→ **SHORT PROBLEM**
Return the records in full, exactly as given.

[Part of a data file]
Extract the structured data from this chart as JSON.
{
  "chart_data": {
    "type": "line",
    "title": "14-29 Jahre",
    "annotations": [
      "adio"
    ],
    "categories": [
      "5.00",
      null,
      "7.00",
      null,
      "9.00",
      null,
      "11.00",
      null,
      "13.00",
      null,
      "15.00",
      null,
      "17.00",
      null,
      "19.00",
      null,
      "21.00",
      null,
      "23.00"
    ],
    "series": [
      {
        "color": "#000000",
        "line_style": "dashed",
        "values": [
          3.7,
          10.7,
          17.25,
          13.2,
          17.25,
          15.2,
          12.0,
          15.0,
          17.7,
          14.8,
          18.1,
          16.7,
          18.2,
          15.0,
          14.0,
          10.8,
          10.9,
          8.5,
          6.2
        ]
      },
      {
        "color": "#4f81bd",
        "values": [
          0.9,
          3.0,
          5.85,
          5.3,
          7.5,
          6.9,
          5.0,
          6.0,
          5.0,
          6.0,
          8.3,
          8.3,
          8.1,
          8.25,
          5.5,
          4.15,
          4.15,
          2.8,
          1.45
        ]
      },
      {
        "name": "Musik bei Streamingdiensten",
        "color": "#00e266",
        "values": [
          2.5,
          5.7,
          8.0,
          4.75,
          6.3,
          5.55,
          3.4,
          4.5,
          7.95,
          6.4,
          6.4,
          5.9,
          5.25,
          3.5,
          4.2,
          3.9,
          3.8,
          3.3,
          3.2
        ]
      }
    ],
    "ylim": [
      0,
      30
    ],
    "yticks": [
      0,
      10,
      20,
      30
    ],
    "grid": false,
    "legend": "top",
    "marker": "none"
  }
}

→ **WRITTEN RESPONSE**
Extract the structured data from this chart as JSON.
{
  "chart_data": {
    "type": "line",
    "title": "14-29 Jahre",
    "annotations": [
      "adio"
    ],
    "categories": [
      "5.00",
      null,
      "7.00",
      null,
      "9.00",
      null,
      "11.00",
      null,
      "13.00",
      null,
      "15.00",
      null,
      "17.00",
      null,
      "19.00",
      null,
      "21.00",
      null,
      "23.00"
    ],
    "series": [
      {
        "color": "#000000",
        "line_style": "dashed",
        "values": [
          3.7,
          10.7,
          17.25,
          13.2,
          17.25,
          15.2,
          12.0,
          15.0,
          17.7,
          14.8,
          18.1,
          16.7,
          18.2,
          15.0,
          14.0,
          10.8,
          10.9,
          8.5,
          6.2
        ]
      },
      {
        "color": "#4f81bd",
        "values": [
          0.9,
          3.0,
          5.85,
          5.3,
          7.5,
          6.9,
          5.0,
          6.0,
          5.0,
          6.0,
          8.3,
          8.3,
          8.1,
          8.25,
          5.5,
          4.15,
          4.15,
          2.8,
          1.45
        ]
      },
      {
        "name": "Musik bei Streamingdiensten",
        "color": "#00e266",
        "values": [
          2.5,
          5.7,
          8.0,
          4.75,
          6.3,
          5.55,
          3.4,
          4.5,
          7.95,
          6.4,
          6.4,
          5.9,
          5.25,
          3.5,
          4.2,
          3.9,
          3.8,
          3.3,
          3.2
        ]
      }
    ],
    "ylim": [
      0,
      30
    ],
    "yticks": [
      0,
      10,
      20,
      30
    ],
    "grid": false,
    "legend": "top",
    "marker": "none"
  }
}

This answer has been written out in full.